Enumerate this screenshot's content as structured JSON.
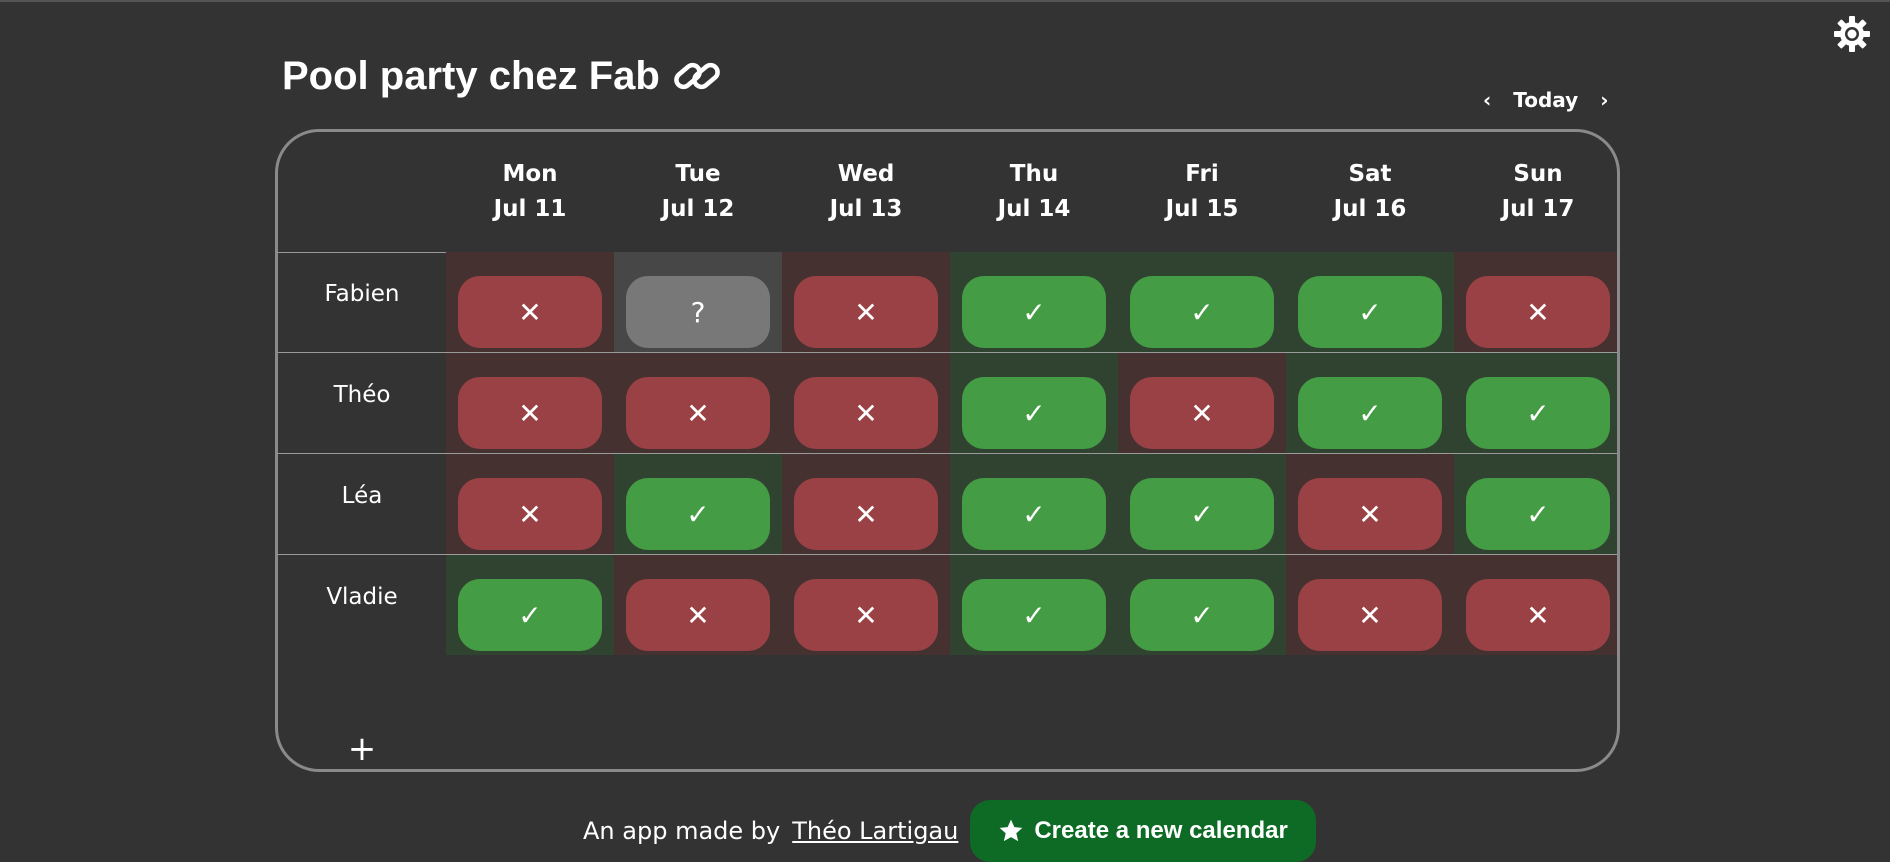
{
  "title": "Pool party chez Fab",
  "icons": {
    "settings": "gear-icon",
    "link": "link-icon",
    "prev": "chevron-left-icon",
    "next": "chevron-right-icon",
    "add": "plus-icon",
    "star": "star-icon",
    "yes": "check-icon",
    "no": "cross-icon"
  },
  "colors": {
    "background": "#333333",
    "yes": "#449c45",
    "no": "#9a4145",
    "maybe": "#787878",
    "create_button": "#0e6b26"
  },
  "nav": {
    "prev": "‹",
    "today": "Today",
    "next": "›"
  },
  "days": [
    {
      "dow": "Mon",
      "date": "Jul 11"
    },
    {
      "dow": "Tue",
      "date": "Jul 12"
    },
    {
      "dow": "Wed",
      "date": "Jul 13"
    },
    {
      "dow": "Thu",
      "date": "Jul 14"
    },
    {
      "dow": "Fri",
      "date": "Jul 15"
    },
    {
      "dow": "Sat",
      "date": "Jul 16"
    },
    {
      "dow": "Sun",
      "date": "Jul 17"
    }
  ],
  "marks": {
    "yes": "✓",
    "no": "✕",
    "maybe": "?"
  },
  "people": [
    {
      "name": "Fabien",
      "availability": [
        "no",
        "maybe",
        "no",
        "yes",
        "yes",
        "yes",
        "no"
      ]
    },
    {
      "name": "Théo",
      "availability": [
        "no",
        "no",
        "no",
        "yes",
        "no",
        "yes",
        "yes"
      ]
    },
    {
      "name": "Léa",
      "availability": [
        "no",
        "yes",
        "no",
        "yes",
        "yes",
        "no",
        "yes"
      ]
    },
    {
      "name": "Vladie",
      "availability": [
        "yes",
        "no",
        "no",
        "yes",
        "yes",
        "no",
        "no"
      ]
    }
  ],
  "add_person": "+",
  "footer": {
    "text": "An app made by",
    "author": "Théo Lartigau",
    "create_button": "Create a new calendar"
  }
}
___
▸ Given task:
Could you repeat all of the material exactly? Pictures should not be copied.

▸ The result:
Enumerate this screenshot's content as structured JSON.
{
  "title": "Pool party chez Fab",
  "icons": {
    "settings": "gear-icon",
    "link": "link-icon",
    "prev": "chevron-left-icon",
    "next": "chevron-right-icon",
    "add": "plus-icon",
    "star": "star-icon",
    "yes": "check-icon",
    "no": "cross-icon"
  },
  "colors": {
    "background": "#333333",
    "yes": "#449c45",
    "no": "#9a4145",
    "maybe": "#787878",
    "create_button": "#0e6b26"
  },
  "nav": {
    "prev": "‹",
    "today": "Today",
    "next": "›"
  },
  "days": [
    {
      "dow": "Mon",
      "date": "Jul 11"
    },
    {
      "dow": "Tue",
      "date": "Jul 12"
    },
    {
      "dow": "Wed",
      "date": "Jul 13"
    },
    {
      "dow": "Thu",
      "date": "Jul 14"
    },
    {
      "dow": "Fri",
      "date": "Jul 15"
    },
    {
      "dow": "Sat",
      "date": "Jul 16"
    },
    {
      "dow": "Sun",
      "date": "Jul 17"
    }
  ],
  "marks": {
    "yes": "✓",
    "no": "✕",
    "maybe": "?"
  },
  "people": [
    {
      "name": "Fabien",
      "availability": [
        "no",
        "maybe",
        "no",
        "yes",
        "yes",
        "yes",
        "no"
      ]
    },
    {
      "name": "Théo",
      "availability": [
        "no",
        "no",
        "no",
        "yes",
        "no",
        "yes",
        "yes"
      ]
    },
    {
      "name": "Léa",
      "availability": [
        "no",
        "yes",
        "no",
        "yes",
        "yes",
        "no",
        "yes"
      ]
    },
    {
      "name": "Vladie",
      "availability": [
        "yes",
        "no",
        "no",
        "yes",
        "yes",
        "no",
        "no"
      ]
    }
  ],
  "add_person": "+",
  "footer": {
    "text": "An app made by",
    "author": "Théo Lartigau",
    "create_button": "Create a new calendar"
  }
}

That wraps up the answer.